Gather up the lines with the word "Treasurer" in them.

Dataset items:
● ● ● ● ● ● ●
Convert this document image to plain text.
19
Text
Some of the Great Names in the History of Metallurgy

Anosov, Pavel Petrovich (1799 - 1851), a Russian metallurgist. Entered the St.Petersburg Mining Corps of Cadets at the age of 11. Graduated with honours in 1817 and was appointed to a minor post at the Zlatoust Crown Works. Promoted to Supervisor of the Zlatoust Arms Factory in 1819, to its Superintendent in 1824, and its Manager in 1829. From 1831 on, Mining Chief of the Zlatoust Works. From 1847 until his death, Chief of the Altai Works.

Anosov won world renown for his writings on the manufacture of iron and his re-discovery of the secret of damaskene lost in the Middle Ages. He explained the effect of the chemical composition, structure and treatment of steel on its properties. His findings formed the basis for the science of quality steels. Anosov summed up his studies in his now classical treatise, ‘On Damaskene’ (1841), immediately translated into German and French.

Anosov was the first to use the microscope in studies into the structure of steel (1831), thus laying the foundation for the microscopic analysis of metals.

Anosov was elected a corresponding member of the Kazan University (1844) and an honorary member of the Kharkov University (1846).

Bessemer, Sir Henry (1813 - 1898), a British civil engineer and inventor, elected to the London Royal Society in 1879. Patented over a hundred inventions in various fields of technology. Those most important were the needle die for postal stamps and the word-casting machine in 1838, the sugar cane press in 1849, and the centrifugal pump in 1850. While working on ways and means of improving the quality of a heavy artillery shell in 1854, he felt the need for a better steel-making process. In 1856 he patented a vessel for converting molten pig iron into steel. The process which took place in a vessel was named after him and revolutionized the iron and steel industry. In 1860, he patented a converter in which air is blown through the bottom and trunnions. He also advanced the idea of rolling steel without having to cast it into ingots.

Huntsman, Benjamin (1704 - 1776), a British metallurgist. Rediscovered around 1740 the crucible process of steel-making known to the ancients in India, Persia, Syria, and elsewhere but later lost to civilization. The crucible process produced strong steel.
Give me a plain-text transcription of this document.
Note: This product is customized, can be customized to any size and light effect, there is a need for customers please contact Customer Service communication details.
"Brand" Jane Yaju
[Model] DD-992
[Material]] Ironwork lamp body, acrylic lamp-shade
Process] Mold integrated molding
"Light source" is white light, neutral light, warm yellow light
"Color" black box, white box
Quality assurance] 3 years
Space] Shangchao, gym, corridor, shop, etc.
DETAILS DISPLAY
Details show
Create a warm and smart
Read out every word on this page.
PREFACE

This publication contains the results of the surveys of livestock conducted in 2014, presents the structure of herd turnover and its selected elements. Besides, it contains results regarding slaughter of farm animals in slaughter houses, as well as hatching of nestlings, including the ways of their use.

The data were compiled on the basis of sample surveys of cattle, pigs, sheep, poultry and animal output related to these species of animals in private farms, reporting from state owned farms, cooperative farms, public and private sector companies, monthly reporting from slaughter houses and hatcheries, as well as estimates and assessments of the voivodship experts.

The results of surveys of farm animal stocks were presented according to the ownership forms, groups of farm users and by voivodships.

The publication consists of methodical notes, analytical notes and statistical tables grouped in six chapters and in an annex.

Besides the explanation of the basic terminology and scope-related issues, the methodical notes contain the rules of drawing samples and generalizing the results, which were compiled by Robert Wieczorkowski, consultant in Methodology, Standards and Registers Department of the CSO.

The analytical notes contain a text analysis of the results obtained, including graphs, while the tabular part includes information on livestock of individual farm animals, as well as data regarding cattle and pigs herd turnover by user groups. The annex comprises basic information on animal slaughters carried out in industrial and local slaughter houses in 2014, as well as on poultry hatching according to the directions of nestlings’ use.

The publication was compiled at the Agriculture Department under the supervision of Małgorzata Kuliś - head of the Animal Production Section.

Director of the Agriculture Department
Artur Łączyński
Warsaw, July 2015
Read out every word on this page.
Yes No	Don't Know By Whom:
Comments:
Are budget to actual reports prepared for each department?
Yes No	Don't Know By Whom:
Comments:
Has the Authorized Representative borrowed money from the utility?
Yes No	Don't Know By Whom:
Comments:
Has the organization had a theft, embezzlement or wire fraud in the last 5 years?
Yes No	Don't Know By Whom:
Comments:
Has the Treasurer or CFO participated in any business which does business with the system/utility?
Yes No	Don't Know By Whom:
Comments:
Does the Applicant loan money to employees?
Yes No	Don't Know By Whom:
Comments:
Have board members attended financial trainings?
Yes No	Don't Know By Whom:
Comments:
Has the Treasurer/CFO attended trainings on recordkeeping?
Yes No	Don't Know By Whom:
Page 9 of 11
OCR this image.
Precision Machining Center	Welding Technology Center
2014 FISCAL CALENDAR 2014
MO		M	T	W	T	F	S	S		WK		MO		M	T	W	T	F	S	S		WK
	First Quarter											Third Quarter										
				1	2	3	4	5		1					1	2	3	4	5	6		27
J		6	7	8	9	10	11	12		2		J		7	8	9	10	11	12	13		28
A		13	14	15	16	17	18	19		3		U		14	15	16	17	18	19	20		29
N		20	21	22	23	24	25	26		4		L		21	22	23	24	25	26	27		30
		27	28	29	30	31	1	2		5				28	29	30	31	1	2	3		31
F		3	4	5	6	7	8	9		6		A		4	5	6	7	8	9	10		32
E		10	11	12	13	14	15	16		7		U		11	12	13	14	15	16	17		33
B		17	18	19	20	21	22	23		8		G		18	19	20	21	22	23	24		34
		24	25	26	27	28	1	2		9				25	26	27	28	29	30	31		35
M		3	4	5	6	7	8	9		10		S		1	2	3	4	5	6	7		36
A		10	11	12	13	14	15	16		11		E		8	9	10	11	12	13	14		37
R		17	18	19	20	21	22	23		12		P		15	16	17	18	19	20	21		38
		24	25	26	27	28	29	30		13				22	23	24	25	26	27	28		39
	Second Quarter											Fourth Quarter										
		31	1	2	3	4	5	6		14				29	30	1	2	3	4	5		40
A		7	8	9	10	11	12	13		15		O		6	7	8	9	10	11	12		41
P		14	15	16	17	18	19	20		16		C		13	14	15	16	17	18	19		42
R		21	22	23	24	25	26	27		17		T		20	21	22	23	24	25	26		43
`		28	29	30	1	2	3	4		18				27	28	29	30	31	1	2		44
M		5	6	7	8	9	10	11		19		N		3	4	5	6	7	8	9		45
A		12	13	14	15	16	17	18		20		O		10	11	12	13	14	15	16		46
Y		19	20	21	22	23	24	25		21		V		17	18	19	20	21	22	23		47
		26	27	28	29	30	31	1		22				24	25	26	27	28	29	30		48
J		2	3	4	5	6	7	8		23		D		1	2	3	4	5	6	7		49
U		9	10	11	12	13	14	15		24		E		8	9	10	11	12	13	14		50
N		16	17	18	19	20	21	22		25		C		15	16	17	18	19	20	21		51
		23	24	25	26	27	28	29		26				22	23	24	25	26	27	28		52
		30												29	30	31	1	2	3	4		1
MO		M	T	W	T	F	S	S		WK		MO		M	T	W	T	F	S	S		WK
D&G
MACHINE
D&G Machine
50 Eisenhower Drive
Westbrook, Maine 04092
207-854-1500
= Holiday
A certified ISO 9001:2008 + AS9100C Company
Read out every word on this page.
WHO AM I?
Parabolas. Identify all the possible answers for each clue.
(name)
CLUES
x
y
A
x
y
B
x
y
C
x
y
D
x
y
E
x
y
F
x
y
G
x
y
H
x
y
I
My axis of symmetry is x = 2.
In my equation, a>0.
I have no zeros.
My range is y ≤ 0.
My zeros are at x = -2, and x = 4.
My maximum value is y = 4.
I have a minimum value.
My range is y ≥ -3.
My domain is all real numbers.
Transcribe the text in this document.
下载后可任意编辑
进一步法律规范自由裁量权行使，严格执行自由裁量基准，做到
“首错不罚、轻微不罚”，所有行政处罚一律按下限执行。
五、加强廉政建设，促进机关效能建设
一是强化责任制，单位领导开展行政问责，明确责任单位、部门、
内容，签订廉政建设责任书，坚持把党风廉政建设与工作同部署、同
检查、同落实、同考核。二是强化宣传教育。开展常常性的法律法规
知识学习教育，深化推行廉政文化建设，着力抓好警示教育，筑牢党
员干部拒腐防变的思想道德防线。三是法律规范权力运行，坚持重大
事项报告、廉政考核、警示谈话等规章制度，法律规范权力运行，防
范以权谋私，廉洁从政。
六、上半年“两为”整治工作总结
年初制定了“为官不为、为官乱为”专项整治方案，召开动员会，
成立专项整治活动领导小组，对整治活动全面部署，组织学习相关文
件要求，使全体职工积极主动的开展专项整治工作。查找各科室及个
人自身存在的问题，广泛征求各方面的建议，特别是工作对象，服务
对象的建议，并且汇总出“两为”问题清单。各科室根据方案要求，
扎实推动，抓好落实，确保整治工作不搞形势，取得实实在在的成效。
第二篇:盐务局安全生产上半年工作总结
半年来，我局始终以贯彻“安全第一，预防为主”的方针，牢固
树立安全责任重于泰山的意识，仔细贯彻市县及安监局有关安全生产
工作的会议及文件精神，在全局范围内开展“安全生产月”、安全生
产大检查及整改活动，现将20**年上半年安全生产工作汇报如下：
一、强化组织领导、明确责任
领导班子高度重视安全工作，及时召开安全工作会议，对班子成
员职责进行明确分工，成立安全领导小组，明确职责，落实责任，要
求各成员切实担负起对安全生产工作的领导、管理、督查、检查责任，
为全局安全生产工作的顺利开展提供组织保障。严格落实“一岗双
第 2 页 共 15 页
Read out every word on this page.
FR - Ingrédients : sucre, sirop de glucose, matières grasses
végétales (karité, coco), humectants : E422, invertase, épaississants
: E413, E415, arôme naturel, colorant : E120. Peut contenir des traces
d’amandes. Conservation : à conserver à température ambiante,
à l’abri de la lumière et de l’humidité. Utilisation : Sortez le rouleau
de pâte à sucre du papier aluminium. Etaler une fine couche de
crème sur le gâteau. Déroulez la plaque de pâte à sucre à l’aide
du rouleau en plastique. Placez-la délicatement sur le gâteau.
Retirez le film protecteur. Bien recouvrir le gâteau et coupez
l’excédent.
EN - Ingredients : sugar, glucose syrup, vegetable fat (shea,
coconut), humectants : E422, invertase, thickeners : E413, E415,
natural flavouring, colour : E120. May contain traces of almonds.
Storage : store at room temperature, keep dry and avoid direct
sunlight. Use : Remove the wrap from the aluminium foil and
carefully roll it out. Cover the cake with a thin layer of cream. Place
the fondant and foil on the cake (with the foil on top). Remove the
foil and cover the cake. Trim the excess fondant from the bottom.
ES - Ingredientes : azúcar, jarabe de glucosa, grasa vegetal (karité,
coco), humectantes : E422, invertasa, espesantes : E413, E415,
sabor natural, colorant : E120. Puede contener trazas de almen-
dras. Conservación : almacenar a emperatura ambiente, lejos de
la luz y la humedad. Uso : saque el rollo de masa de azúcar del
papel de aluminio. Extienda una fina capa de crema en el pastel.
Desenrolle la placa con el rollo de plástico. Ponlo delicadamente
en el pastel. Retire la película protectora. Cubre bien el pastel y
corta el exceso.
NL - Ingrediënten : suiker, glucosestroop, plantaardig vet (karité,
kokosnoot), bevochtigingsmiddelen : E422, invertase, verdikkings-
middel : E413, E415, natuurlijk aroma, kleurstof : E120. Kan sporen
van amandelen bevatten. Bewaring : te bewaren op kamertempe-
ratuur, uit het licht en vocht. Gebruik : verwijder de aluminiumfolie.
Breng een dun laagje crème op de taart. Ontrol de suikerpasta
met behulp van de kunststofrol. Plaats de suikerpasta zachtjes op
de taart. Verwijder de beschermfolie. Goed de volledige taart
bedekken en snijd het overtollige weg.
● ● ● ● ● ● ●
- _CORRECT OUTPUT_:
Has the Treasurer or CFO participated in any business which does business with the system/utility?
Has the Treasurer/CFO attended trainings on recordkeeping?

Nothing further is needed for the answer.